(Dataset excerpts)
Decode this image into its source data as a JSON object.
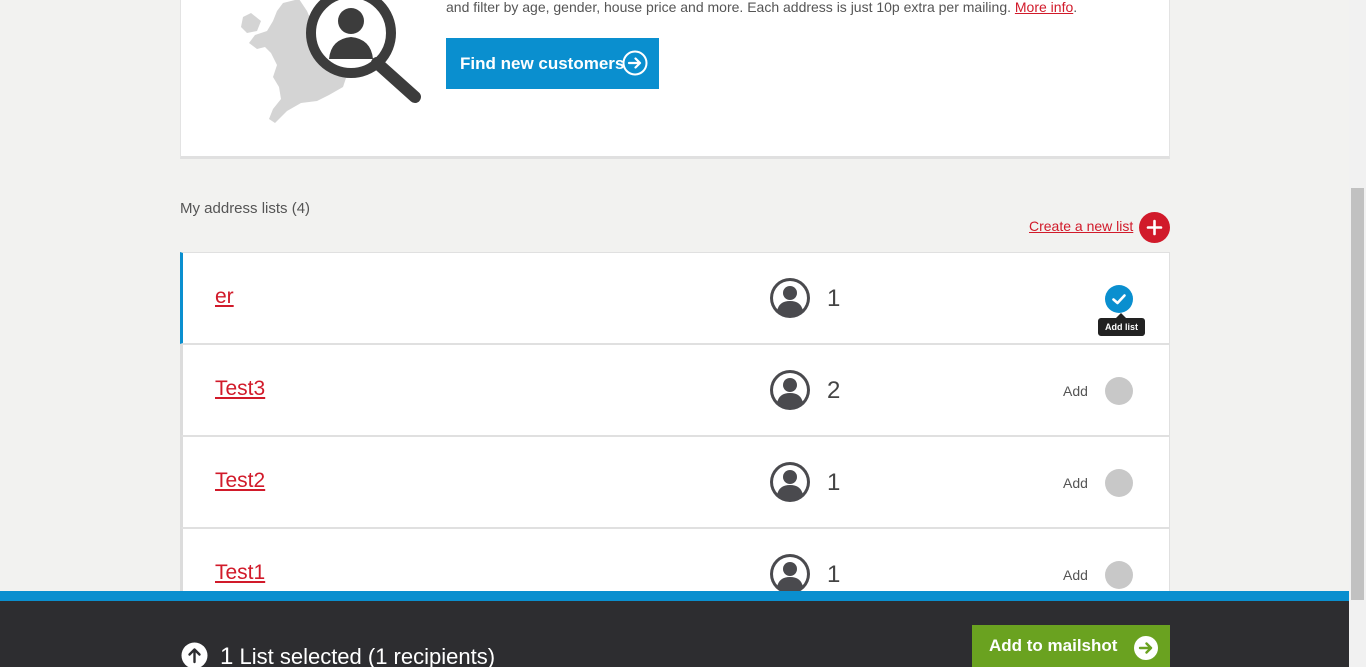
{
  "promo": {
    "text": "and filter by age, gender, house price and more. Each address is just 10p extra per mailing.",
    "more_info": "More info",
    "after": ".",
    "find_button": "Find new customers"
  },
  "lists": {
    "title": "My address lists (4)",
    "create_label": "Create a new list",
    "add_label": "Add",
    "tooltip": "Add list",
    "items": [
      {
        "name": "er",
        "count": "1",
        "selected": true
      },
      {
        "name": "Test3",
        "count": "2",
        "selected": false
      },
      {
        "name": "Test2",
        "count": "1",
        "selected": false
      },
      {
        "name": "Test1",
        "count": "1",
        "selected": false
      }
    ]
  },
  "footer": {
    "selected_count": "1",
    "summary": "List selected (1 recipients)",
    "mailshot_button": "Add to mailshot"
  },
  "colors": {
    "accent_blue": "#0a8fcf",
    "brand_red": "#d11a2a",
    "action_green": "#6aa220",
    "footer_dark": "#2d2d30"
  },
  "icons": {
    "map": "uk-map-magnifier-icon",
    "arrow": "arrow-right-circle-icon",
    "plus": "plus-icon",
    "user": "user-avatar-icon",
    "check": "check-icon",
    "up": "arrow-up-circle-icon"
  }
}
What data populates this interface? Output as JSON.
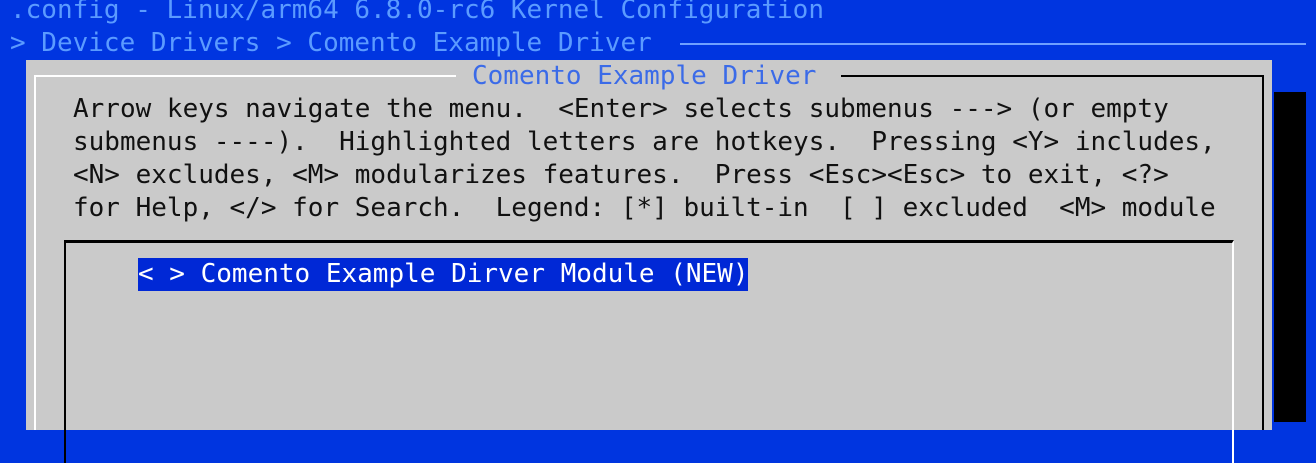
{
  "header": {
    "title": ".config - Linux/arm64 6.8.0-rc6 Kernel Configuration",
    "breadcrumb": "> Device Drivers > Comento Example Driver"
  },
  "dialog": {
    "title": "Comento Example Driver",
    "help_lines": [
      "Arrow keys navigate the menu.  <Enter> selects submenus ---> (or empty",
      "submenus ----).  Highlighted letters are hotkeys.  Pressing <Y> includes,",
      "<N> excludes, <M> modularizes features.  Press <Esc><Esc> to exit, <?>",
      "for Help, </> for Search.  Legend: [*] built-in  [ ] excluded  <M> module"
    ],
    "menu": {
      "items": [
        {
          "label": "< > Comento Example Dirver Module (NEW)",
          "selected": true
        }
      ]
    }
  },
  "colors": {
    "background": "#0035e0",
    "dialog": "#cacaca",
    "title_text": "#5b9bff",
    "highlight": "#0028d6"
  }
}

WHAT IS BEING ASKED: Write out exactly the lines beginning with the line that holds "What data populates" and ending with the final line of the data, both ends included, without the pictures.

ANSWER IN FULL:
What data populates this interface? Output as JSON.
{
  "header": {
    "title": ".config - Linux/arm64 6.8.0-rc6 Kernel Configuration",
    "breadcrumb": "> Device Drivers > Comento Example Driver"
  },
  "dialog": {
    "title": "Comento Example Driver",
    "help_lines": [
      "Arrow keys navigate the menu.  <Enter> selects submenus ---> (or empty",
      "submenus ----).  Highlighted letters are hotkeys.  Pressing <Y> includes,",
      "<N> excludes, <M> modularizes features.  Press <Esc><Esc> to exit, <?>",
      "for Help, </> for Search.  Legend: [*] built-in  [ ] excluded  <M> module"
    ],
    "menu": {
      "items": [
        {
          "label": "< > Comento Example Dirver Module (NEW)",
          "selected": true
        }
      ]
    }
  },
  "colors": {
    "background": "#0035e0",
    "dialog": "#cacaca",
    "title_text": "#5b9bff",
    "highlight": "#0028d6"
  }
}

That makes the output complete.